→ **WHAT YOU NEED TO DO**
Copy the records from their first line through the line containing "The sidewall 106 is at (390, 307).", swapping "top wall" for "upper wall" and leaving everything else unchanged.

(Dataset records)

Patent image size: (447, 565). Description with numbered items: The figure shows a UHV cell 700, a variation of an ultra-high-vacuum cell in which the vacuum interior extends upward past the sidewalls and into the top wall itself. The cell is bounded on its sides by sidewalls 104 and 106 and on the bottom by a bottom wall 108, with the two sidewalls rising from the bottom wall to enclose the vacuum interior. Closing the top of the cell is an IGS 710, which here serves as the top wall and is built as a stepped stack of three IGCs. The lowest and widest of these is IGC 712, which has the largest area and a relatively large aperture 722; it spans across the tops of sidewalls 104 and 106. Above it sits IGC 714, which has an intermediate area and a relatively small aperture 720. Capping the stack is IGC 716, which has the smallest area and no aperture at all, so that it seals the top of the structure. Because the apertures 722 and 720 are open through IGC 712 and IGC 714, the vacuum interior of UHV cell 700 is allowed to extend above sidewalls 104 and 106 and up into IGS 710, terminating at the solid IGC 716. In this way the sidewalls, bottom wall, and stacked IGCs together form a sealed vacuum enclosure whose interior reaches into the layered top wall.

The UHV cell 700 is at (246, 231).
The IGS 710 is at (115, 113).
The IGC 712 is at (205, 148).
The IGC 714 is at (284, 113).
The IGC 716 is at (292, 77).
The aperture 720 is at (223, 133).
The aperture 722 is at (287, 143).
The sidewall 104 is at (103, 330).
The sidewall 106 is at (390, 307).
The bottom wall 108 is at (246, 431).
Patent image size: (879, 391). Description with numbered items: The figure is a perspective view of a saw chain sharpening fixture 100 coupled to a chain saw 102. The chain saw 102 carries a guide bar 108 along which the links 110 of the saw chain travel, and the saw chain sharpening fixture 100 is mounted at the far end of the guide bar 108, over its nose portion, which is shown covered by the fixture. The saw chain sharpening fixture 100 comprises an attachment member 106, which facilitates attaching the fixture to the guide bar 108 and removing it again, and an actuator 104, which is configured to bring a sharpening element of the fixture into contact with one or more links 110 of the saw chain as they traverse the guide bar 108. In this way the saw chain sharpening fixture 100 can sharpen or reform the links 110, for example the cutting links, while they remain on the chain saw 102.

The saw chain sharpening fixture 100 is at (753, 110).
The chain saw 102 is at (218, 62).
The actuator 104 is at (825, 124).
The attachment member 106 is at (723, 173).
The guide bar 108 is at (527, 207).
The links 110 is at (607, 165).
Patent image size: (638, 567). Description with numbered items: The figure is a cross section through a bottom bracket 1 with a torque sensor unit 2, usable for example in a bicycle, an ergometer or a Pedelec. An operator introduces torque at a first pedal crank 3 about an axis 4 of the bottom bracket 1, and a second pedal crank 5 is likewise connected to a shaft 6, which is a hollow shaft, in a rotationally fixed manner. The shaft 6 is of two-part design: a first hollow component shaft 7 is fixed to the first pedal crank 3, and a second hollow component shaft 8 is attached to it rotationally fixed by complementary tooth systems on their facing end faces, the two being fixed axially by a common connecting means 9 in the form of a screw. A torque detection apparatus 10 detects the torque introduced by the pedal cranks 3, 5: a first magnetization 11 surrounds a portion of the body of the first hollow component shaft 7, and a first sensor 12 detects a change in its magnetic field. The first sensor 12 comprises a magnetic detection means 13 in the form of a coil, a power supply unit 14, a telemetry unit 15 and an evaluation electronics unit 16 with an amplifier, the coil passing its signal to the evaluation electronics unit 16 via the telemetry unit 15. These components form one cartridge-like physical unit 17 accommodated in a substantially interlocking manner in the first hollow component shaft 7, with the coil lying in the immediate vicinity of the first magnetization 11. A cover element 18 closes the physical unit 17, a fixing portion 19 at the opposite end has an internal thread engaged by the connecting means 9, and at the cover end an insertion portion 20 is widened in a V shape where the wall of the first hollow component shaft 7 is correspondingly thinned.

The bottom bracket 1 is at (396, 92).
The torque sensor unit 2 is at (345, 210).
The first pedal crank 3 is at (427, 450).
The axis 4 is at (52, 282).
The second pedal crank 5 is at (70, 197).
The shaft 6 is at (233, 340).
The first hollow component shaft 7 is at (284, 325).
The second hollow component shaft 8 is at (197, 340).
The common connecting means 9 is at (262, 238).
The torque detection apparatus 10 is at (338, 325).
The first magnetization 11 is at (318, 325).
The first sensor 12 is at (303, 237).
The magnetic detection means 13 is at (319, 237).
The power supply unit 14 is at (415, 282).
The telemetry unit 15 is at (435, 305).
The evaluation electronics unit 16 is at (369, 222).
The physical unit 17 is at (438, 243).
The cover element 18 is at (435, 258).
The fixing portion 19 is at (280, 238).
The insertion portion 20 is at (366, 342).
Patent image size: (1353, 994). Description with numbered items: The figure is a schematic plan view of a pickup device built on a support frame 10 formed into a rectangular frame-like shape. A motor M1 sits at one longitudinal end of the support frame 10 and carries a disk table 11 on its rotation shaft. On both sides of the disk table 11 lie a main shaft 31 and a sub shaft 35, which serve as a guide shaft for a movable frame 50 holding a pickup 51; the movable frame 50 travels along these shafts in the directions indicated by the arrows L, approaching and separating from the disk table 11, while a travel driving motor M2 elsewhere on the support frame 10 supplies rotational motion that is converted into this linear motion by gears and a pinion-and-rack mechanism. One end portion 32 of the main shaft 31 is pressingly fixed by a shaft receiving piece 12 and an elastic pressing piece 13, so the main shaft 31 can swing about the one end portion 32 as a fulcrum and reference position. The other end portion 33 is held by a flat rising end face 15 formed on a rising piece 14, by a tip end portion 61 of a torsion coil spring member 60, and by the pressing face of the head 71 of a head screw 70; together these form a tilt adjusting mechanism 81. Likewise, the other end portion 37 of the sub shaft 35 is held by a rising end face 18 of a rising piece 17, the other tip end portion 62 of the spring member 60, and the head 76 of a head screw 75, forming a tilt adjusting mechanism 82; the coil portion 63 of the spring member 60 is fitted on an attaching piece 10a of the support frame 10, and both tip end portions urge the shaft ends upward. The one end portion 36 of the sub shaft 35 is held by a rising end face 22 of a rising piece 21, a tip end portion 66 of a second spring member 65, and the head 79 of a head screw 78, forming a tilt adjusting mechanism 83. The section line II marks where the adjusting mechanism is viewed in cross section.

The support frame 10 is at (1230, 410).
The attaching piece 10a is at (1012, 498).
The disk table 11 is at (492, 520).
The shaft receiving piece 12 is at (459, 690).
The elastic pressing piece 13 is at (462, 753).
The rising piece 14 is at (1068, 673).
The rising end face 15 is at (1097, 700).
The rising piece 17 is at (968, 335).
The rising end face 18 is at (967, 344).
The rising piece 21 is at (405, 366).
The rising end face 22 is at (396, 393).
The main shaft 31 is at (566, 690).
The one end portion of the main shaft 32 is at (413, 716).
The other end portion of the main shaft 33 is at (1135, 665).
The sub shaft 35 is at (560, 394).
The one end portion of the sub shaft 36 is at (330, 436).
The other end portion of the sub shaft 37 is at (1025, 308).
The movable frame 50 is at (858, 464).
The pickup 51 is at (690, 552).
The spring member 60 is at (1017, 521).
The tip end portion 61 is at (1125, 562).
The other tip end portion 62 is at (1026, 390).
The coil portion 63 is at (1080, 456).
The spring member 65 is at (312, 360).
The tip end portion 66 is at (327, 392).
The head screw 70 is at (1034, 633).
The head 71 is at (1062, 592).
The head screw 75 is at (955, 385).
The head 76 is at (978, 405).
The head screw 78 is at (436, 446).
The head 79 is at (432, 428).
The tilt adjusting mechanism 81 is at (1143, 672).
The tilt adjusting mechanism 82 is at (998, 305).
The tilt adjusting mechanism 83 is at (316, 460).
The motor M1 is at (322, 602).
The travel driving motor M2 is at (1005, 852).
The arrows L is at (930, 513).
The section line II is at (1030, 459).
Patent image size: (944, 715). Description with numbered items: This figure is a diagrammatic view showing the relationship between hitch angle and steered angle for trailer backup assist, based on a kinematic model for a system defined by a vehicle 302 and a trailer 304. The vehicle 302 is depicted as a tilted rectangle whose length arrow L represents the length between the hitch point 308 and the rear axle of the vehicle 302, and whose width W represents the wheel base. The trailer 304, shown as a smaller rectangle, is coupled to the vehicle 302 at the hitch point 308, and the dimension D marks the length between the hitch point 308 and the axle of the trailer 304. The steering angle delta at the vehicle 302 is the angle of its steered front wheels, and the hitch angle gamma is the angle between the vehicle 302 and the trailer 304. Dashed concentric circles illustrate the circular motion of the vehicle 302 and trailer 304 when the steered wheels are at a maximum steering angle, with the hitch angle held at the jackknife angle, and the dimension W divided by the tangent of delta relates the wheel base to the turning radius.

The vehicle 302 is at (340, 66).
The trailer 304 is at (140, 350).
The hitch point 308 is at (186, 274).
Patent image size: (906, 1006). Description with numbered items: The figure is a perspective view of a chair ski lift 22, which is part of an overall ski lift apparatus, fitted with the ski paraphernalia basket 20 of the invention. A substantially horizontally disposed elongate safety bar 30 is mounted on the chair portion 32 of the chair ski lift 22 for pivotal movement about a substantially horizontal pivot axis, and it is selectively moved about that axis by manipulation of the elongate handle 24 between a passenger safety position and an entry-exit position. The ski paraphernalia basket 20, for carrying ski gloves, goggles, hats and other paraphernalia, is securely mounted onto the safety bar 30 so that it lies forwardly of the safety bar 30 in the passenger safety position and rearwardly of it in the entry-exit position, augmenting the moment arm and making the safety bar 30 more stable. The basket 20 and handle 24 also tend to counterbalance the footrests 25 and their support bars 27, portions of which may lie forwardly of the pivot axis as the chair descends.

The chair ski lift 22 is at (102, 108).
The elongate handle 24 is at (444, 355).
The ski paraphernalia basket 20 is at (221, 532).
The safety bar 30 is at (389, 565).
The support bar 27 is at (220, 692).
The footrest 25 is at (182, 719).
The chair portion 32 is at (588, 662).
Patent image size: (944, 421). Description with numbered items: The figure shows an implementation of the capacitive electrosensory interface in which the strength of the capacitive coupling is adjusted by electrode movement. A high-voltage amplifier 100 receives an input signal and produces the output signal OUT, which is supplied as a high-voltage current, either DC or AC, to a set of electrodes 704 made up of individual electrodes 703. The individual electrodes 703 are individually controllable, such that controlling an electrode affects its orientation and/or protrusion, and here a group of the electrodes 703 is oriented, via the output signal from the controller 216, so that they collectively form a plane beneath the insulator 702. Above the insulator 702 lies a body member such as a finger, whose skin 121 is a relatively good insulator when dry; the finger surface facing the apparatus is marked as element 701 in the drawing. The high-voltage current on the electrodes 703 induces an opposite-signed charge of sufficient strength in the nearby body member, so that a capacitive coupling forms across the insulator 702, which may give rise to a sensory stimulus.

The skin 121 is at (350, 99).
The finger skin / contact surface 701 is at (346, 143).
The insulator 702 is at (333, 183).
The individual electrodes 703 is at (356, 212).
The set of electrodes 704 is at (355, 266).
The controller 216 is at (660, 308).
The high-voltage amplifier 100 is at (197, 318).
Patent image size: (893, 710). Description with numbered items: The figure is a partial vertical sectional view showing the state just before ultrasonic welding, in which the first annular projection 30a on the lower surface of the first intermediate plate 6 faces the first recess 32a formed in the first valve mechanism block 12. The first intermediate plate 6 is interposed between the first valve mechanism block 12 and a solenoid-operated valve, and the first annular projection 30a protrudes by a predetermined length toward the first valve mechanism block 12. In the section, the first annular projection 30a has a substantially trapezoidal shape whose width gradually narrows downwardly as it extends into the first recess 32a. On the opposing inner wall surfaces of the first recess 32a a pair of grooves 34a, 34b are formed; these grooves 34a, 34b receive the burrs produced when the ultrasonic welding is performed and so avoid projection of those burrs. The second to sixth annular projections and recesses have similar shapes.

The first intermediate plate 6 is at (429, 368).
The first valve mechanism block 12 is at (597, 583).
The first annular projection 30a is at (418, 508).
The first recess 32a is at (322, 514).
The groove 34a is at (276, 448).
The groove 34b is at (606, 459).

→ **SOLVED EXERCISE**
Patent image size: (447, 565). Description with numbered items: The figure shows a UHV cell 700, a variation of an ultra-high-vacuum cell in which the vacuum interior extends upward past the sidewalls and into the upper wall itself. The cell is bounded on its sides by sidewalls 104 and 106 and on the bottom by a bottom wall 108, with the two sidewalls rising from the bottom wall to enclose the vacuum interior. Closing the top of the cell is an IGS 710, which here serves as the upper wall and is built as a stepped stack of three IGCs. The lowest and widest of these is IGC 712, which has the largest area and a relatively large aperture 722; it spans across the tops of sidewalls 104 and 106. Above it sits IGC 714, which has an intermediate area and a relatively small aperture 720. Capping the stack is IGC 716, which has the smallest area and no aperture at all, so that it seals the top of the structure. Because the apertures 722 and 720 are open through IGC 712 and IGC 714, the vacuum interior of UHV cell 700 is allowed to extend above sidewalls 104 and 106 and up into IGS 710, terminating at the solid IGC 716. In this way the sidewalls, bottom wall, and stacked IGCs together form a sealed vacuum enclosure whose interior reaches into the layered upper wall.

The UHV cell 700 is at (246, 231).
The IGS 710 is at (115, 113).
The IGC 712 is at (205, 148).
The IGC 714 is at (284, 113).
The IGC 716 is at (292, 77).
The aperture 720 is at (223, 133).
The aperture 722 is at (287, 143).
The sidewall 104 is at (103, 330).
The sidewall 106 is at (390, 307).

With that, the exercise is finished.